***** Available data
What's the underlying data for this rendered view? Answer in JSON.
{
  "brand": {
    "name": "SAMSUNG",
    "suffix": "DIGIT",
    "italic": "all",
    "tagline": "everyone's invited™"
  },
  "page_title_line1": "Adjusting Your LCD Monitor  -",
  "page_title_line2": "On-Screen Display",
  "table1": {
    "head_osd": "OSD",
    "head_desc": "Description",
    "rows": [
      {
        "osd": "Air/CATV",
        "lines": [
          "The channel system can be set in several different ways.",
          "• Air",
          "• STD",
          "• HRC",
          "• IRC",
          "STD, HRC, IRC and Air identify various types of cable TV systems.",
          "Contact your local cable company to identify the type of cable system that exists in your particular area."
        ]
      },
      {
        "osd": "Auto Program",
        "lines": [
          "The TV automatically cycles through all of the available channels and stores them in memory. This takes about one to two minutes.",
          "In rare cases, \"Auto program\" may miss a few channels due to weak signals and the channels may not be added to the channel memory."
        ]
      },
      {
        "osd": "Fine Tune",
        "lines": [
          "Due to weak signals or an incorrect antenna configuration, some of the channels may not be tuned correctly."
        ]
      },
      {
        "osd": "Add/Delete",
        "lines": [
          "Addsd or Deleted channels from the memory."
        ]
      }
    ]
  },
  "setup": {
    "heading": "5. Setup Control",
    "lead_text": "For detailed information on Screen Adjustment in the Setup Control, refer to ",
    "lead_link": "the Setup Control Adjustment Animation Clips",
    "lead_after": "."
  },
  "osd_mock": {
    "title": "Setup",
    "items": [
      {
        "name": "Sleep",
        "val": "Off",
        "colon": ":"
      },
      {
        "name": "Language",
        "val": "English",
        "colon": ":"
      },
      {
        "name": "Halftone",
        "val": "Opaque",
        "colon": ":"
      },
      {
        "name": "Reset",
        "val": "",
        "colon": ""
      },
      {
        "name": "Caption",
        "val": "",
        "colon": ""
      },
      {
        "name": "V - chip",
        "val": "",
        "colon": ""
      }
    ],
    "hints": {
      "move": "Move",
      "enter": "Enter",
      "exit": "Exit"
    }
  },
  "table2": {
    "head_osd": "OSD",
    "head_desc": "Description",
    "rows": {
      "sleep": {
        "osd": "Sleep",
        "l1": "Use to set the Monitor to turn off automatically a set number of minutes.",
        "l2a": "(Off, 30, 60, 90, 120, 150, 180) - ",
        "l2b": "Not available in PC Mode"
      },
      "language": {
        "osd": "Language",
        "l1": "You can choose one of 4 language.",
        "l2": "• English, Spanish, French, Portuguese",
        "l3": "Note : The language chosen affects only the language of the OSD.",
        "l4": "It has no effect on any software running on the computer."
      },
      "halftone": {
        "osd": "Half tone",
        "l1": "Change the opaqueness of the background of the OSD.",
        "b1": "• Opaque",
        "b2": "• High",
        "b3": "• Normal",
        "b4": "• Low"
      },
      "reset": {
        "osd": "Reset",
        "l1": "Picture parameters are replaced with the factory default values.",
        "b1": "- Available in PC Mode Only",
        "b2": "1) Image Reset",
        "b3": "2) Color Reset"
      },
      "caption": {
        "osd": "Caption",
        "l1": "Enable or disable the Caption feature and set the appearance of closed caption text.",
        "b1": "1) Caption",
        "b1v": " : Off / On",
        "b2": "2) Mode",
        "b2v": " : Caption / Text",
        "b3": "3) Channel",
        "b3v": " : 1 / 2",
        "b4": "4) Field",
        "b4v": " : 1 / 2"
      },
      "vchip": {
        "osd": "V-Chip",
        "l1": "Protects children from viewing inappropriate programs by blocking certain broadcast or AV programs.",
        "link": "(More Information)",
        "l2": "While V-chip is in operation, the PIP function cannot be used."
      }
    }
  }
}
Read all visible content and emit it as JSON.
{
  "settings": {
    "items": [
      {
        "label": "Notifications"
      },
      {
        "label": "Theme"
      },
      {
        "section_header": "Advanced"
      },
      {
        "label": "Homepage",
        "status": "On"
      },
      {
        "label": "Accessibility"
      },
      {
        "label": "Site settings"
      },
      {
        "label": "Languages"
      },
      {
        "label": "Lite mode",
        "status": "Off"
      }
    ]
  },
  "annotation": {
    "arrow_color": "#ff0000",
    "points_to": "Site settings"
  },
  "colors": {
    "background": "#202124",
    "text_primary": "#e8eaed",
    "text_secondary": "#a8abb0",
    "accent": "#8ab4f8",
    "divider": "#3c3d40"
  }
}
**********
**Written request**
Go over the records above and tally each line that includes "weak". Give the total by itself.

**Response to the exercise**
2